(begin)
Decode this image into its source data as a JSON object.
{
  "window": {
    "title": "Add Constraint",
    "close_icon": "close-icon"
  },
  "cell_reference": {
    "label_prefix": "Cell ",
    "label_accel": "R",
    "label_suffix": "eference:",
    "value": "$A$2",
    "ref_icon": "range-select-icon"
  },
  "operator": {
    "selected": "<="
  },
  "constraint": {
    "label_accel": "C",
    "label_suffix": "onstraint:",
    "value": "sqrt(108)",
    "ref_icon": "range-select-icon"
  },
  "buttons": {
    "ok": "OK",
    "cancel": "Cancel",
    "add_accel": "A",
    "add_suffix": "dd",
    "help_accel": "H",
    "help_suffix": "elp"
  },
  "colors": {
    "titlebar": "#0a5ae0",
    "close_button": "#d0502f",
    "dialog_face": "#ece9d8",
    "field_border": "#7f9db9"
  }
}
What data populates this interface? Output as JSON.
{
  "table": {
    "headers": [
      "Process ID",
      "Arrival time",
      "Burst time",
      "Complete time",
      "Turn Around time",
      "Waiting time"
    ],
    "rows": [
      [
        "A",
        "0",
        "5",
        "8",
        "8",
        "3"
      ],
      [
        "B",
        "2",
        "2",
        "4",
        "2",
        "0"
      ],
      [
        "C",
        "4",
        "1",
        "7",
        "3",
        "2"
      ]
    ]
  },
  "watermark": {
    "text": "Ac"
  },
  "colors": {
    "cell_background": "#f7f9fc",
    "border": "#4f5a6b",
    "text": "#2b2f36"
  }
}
(end)
» **Direction**:
Extract each line holding the word "JSON" from the records.

» **Correct answer**:
Decode this image into its source data as a JSON object.
What data populates this interface? Output as JSON.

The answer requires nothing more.